→ Source extract:
## begin

[aarch64-port-dev ] RFR: JDK-8214527 AArch64: ZGC for Aarch64

Thu Jun 13 03:18:30 UTC 2019

Hi Stuart,

+// Class for 128 bit register v4
+reg_class v4_reg(
+    V4, V4_H
+);

The comment should be "64 bit register"?

And in generate_load_barrier_stub():

+  // Save live registers
+  RegSet savedRegs = RegSet::range(r0,r28) - RegSet::of(raddr);
+
+  __ enter();
+  __ push(savedRegs, sp);

I think just saving call clobbered registers should be OK?

Thanks,
Ningsheng

On 6/12/19 11:18 PM, Stuart Monteith wrote:
> Hello,
>     I believe I've addressed the outstanding issues. As you pointed out
> Andrew H., getting a vectorized loop to provoke a LoadBarrier to spill
> vector/float registers is proving difficult.
> 
> I've added the spilling of floating pointer registers to load_at in
> zBarrierSetAssembler_aarch64.cpp and I've modified aarch64.ad and
> z_aarch64.ad to spill the vector registers, I think. I'd appreciate it
> if Andrew D wouldn't mind giving it a once over - I my wrongness or
> correctness should be obvious - it's not clear to me whether the whole
> 128 bits is spilled, or whether just 64 would be spilled.
> 
>      http://cr.openjdk.java.net/~smonteith/8214527/webrev.5/
> 
> I've tested against Lucene, SPECjbb2015 and some limited JTreg runs -
> I've got a full run running just now.
> 
> Thanks,
>     Stuart
> 
> On Tue, 11 Jun 2019 at 09:53, Andrew Haley <aph at redhat.com> wrote:
>>
>> On 6/10/19 10:38 PM, Stuart Monteith wrote:
>>> With ZGC we are emitting more lea macro instructions. In some
>>> circumstances I found that a post indexed address was being passed to
>>> LEA, and so we have to cover that circumstance. In this case, the
>>> effective address is just the base address, as it is changed after the
>>> address is calculated.
>>
>> Can we not find some way to fix this? Presumably Intel doesn't do that
>> because it has no post-increment instructions.

## end

→ Data to use:
## begin

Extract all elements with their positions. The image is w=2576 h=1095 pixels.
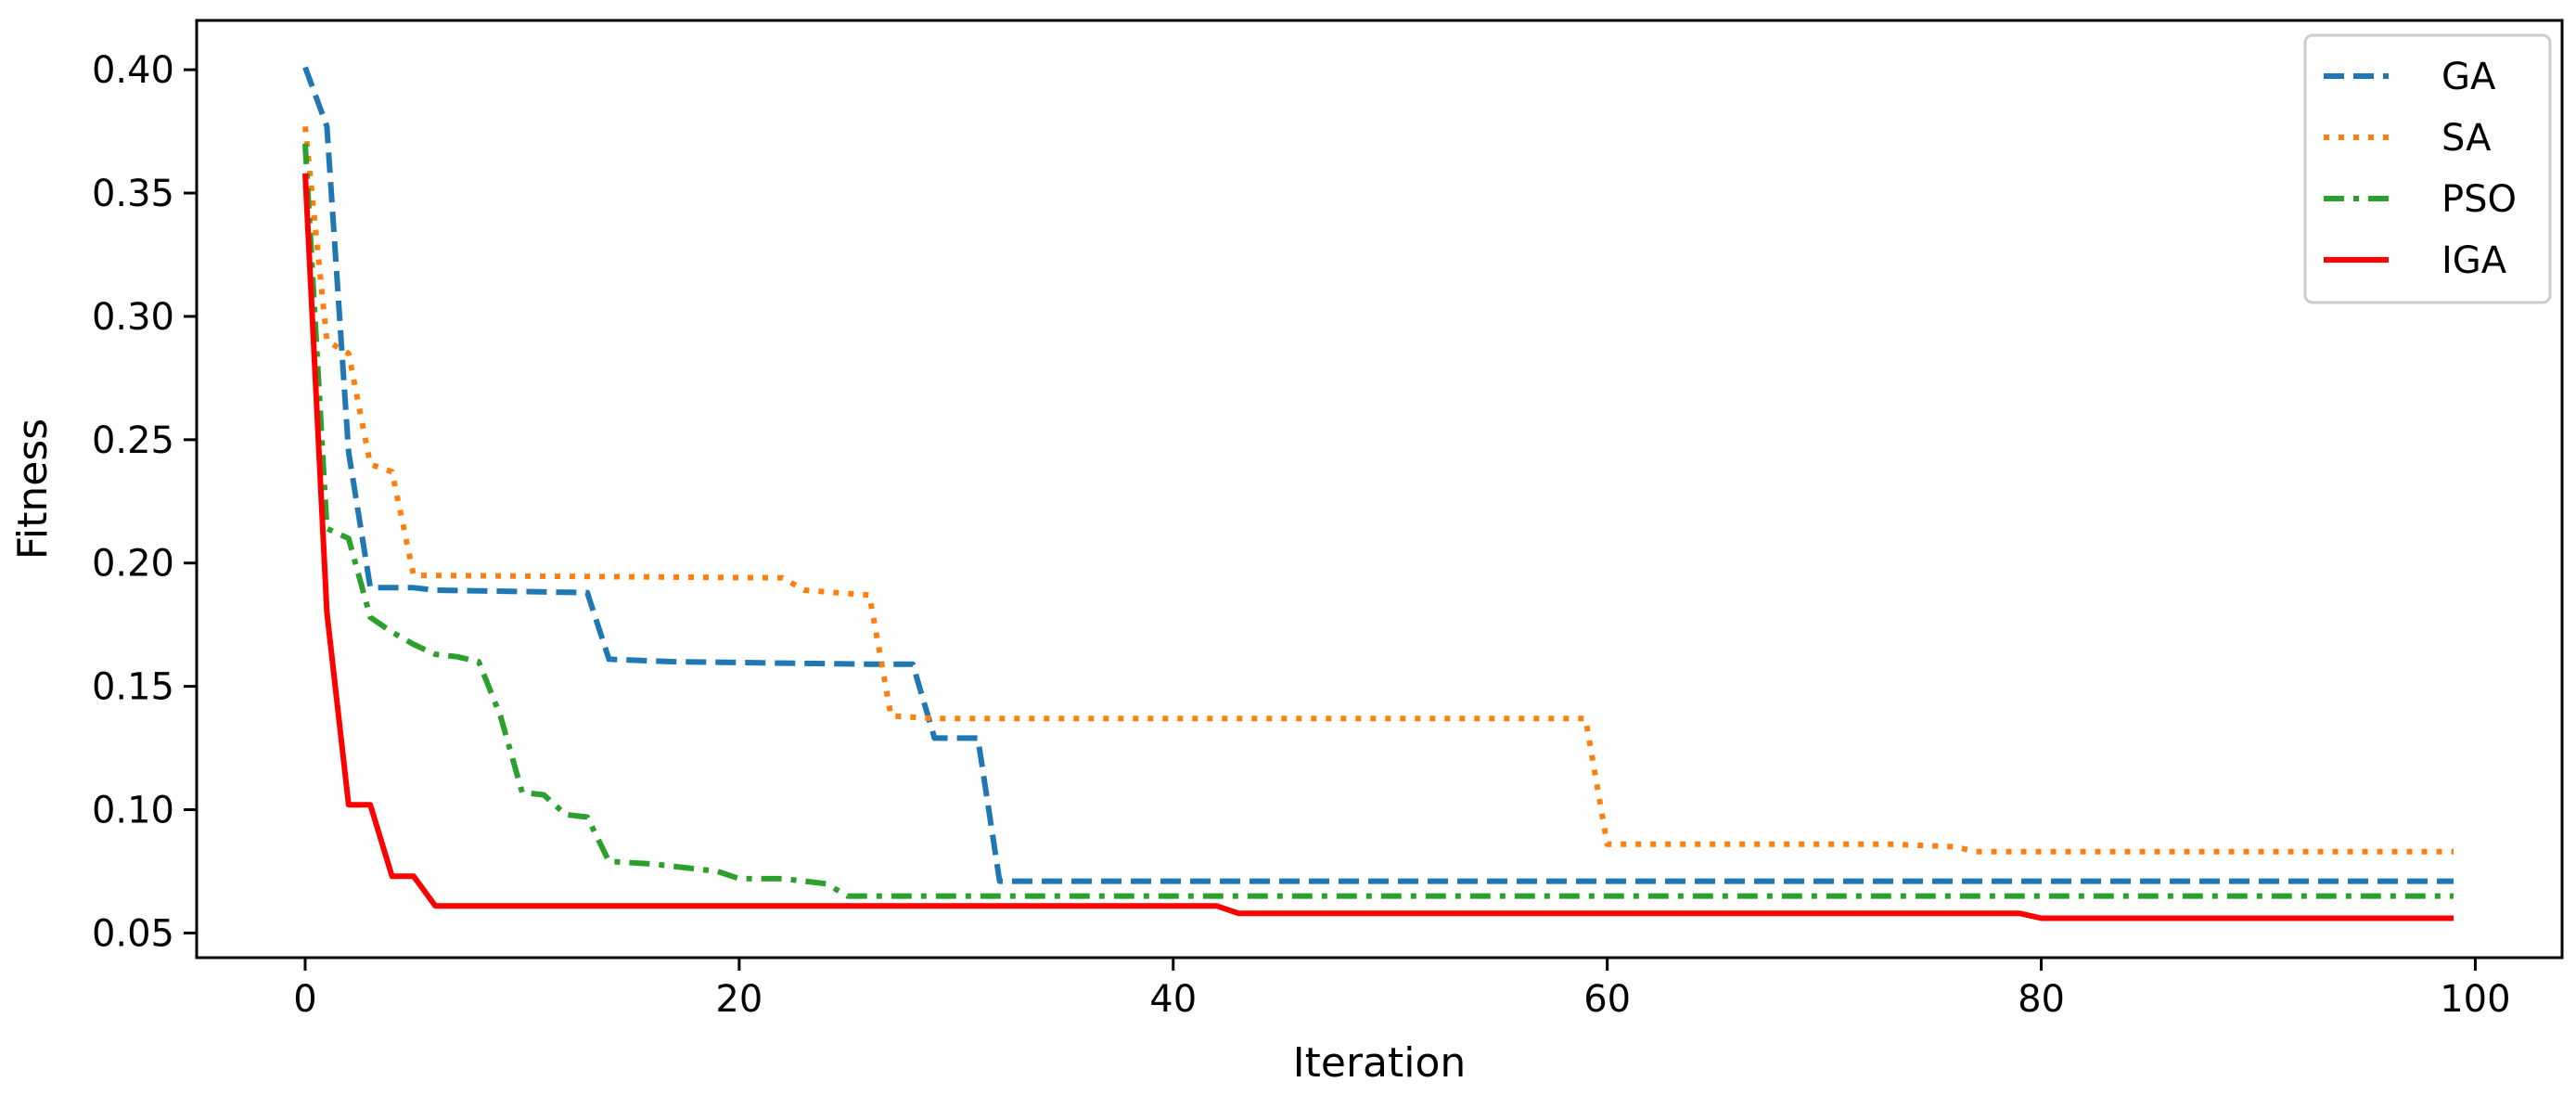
y-tick-label: 0.25: [92, 419, 174, 462]
plot-frame: [195, 19, 2564, 960]
series-line-sa: [302, 125, 2454, 855]
x-tick-label: 100: [2440, 978, 2510, 1021]
x-tick-label: 20: [715, 978, 763, 1021]
x-tick-label: 40: [1149, 978, 1197, 1021]
series-line-iga: [302, 173, 2454, 921]
x-tick-label: 60: [1583, 978, 1631, 1021]
y-tick-label: 0.35: [92, 173, 174, 215]
legend: GA SA PSO IGA: [2303, 33, 2552, 304]
series-line-pso: [302, 143, 2454, 899]
x-axis-label: Iteration: [1293, 1039, 1467, 1087]
series-line-ga: [302, 66, 2454, 884]
x-tick-label: 0: [293, 978, 316, 1021]
y-tick-label: 0.10: [92, 790, 174, 832]
y-tick-label: 0.05: [92, 912, 174, 955]
y-axis-label: Fitness: [9, 419, 57, 560]
legend-label-iga: IGA: [2441, 239, 2507, 282]
y-tick-label: 0.40: [92, 49, 174, 92]
legend-box: [2303, 33, 2552, 304]
y-tick-label: 0.30: [92, 296, 174, 339]
x-axis: 0 20 40 60 80 100: [293, 958, 2511, 1021]
legend-label-pso: PSO: [2441, 178, 2517, 221]
y-tick-label: 0.20: [92, 543, 174, 586]
x-tick-label: 80: [2018, 978, 2065, 1021]
series-lines: [302, 66, 2454, 921]
legend-label-ga: GA: [2441, 56, 2496, 98]
y-axis: 0.05 0.10 0.15 0.20 0.25 0.30 0.35 0.40: [92, 49, 197, 955]
y-tick-label: 0.15: [92, 666, 174, 709]
legend-label-sa: SA: [2441, 117, 2492, 160]
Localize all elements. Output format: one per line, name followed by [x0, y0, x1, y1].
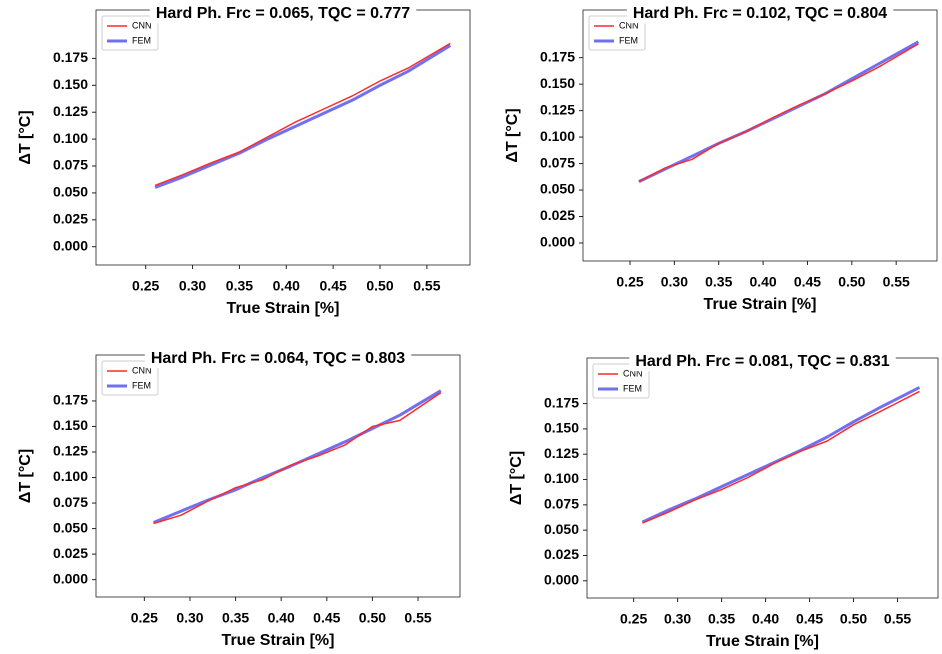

## end

→ Written tasks:
1. Change the passage of the ZGC review message that begins at the words "The comment should" and ends after "should be OK?", replacing "savedRegs" with "liveRegs".
2. Recast the lines of the rows as a JSON list of strings, one string per line and blank lines omitted. Begin at the line that contains "y-tick-label: 0.25: [92, 419, 174, 462]" and stop after the line that contains "y-tick-label: 0.30: [92, 296, 174, 339]".

→ Results in order:
1.
The comment should be "64 bit register"?

And in generate_load_barrier_stub():

+  // Save live registers
+  RegSet liveRegs = RegSet::range(r0,r28) - RegSet::of(raddr);
+
+  __ enter();
+  __ push(liveRegs, sp);

I think just saving call clobbered registers should be OK?

2.
[
  "y-tick-label: 0.25: [92, 419, 174, 462]",
  "plot-frame: [195, 19, 2564, 960]",
  "series-line-sa: [302, 125, 2454, 855]",
  "x-tick-label: 100: [2440, 978, 2510, 1021]",
  "x-tick-label: 20: [715, 978, 763, 1021]",
  "x-tick-label: 40: [1149, 978, 1197, 1021]",
  "series-line-iga: [302, 173, 2454, 921]",
  "x-tick-label: 60: [1583, 978, 1631, 1021]",
  "y-tick-label: 0.35: [92, 173, 174, 215]",
  "legend: GA SA PSO IGA: [2303, 33, 2552, 304]",
  "series-line-pso: [302, 143, 2454, 899]",
  "x-axis-label: Iteration: [1293, 1039, 1467, 1087]",
  "series-line-ga: [302, 66, 2454, 884]",
  "x-tick-label: 0: [293, 978, 316, 1021]",
  "y-tick-label: 0.10: [92, 790, 174, 832]",
  "y-tick-label: 0.05: [92, 912, 174, 955]",
  "y-axis-label: Fitness: [9, 419, 57, 560]",
  "legend-label-iga: IGA: [2441, 239, 2507, 282]",
  "y-tick-label: 0.40: [92, 49, 174, 92]",
  "legend-box: [2303, 33, 2552, 304]",
  "y-tick-label: 0.30: [92, 296, 174, 339]"
]